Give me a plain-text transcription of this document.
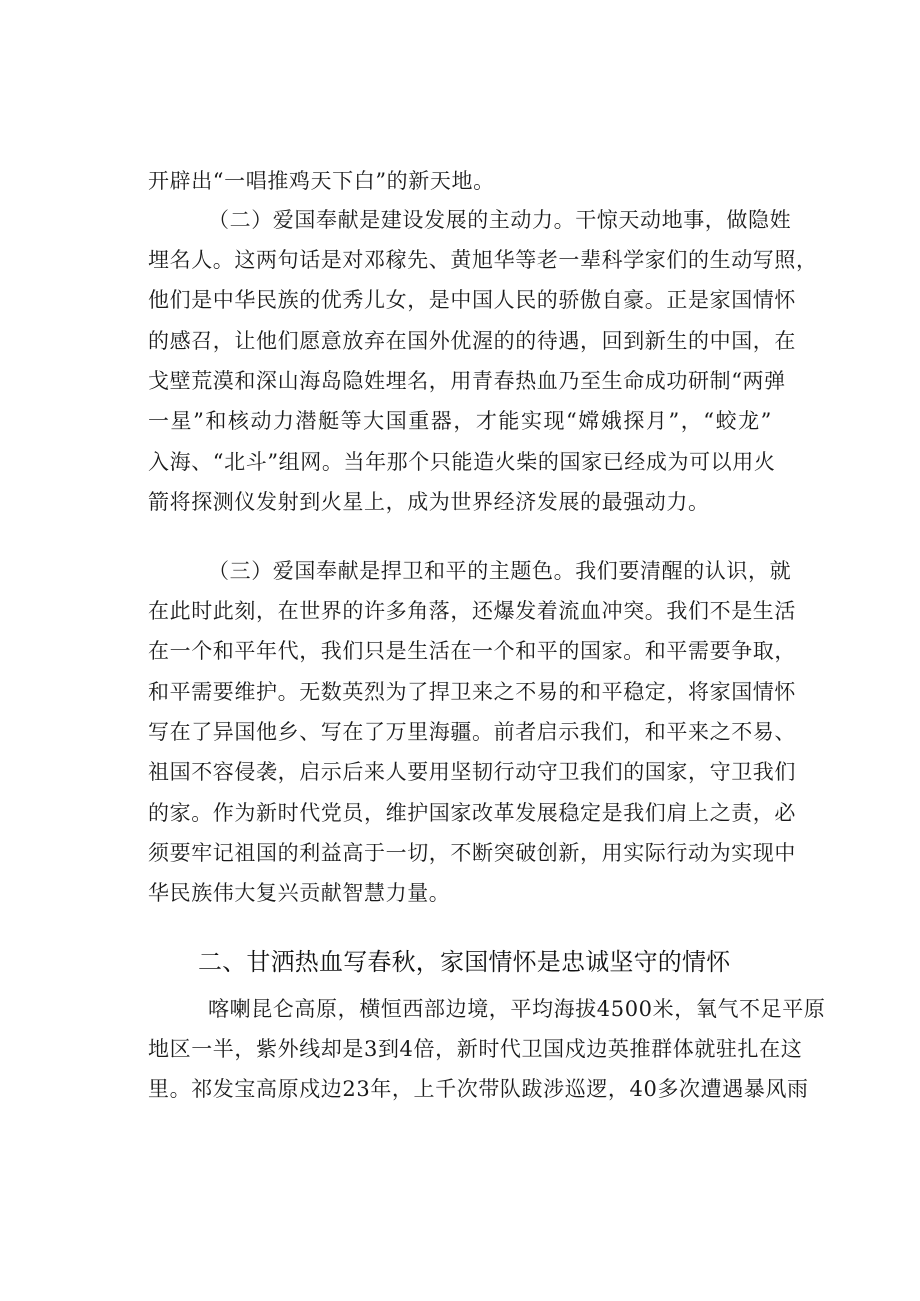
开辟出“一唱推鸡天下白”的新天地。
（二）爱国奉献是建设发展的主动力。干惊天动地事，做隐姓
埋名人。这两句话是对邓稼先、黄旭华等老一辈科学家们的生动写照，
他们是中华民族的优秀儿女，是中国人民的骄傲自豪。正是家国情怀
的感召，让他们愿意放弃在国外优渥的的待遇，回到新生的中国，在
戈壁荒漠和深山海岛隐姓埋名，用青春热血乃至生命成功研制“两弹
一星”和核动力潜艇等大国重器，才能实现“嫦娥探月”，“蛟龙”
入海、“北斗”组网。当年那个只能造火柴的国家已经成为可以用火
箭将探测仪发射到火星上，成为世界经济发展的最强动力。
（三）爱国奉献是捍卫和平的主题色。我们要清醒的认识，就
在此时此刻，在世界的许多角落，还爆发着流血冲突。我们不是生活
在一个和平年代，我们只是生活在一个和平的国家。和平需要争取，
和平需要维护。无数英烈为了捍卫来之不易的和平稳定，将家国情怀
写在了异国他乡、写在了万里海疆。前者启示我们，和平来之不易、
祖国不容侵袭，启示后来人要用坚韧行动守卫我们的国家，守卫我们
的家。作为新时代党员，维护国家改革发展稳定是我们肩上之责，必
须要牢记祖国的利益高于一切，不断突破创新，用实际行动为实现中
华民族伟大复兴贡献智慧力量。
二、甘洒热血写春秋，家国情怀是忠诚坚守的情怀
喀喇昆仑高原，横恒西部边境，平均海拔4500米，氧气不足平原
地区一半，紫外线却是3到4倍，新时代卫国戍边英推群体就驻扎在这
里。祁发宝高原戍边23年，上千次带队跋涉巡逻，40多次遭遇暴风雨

---

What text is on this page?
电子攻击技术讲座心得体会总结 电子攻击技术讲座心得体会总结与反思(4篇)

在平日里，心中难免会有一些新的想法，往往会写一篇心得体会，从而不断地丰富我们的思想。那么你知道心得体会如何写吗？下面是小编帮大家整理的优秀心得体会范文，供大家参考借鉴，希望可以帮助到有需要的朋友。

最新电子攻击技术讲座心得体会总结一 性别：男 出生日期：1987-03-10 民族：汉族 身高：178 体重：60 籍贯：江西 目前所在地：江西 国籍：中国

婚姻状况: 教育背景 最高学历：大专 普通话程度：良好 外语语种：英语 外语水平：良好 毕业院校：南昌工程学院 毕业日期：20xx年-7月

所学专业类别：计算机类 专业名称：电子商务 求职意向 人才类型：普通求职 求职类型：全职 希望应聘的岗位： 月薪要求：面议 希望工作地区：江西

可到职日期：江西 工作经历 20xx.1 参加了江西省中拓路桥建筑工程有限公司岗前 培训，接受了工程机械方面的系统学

==

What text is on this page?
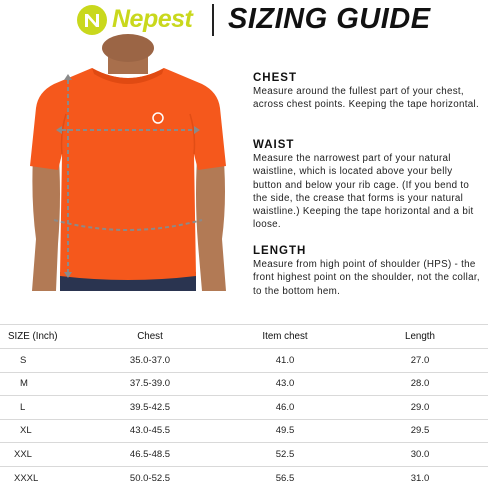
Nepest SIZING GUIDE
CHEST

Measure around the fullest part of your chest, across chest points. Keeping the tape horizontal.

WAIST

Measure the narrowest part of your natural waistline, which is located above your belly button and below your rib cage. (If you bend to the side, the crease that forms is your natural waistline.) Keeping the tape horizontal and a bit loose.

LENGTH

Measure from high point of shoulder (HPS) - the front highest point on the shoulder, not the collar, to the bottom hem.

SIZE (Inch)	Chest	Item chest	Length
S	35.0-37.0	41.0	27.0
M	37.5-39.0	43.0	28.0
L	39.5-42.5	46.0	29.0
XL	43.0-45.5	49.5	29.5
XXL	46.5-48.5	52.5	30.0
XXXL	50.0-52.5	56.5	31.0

**The problem:** Go through the entries above and pull out each line with "horizontal" in it.

**Written reply:**
Measure around the fullest part of your chest, across chest points. Keeping the tape horizontal.
Measure the narrowest part of your natural waistline, which is located above your belly button and below your rib cage. (If you bend to the side, the crease that forms is your natural waistline.) Keeping the tape horizontal and a bit loose.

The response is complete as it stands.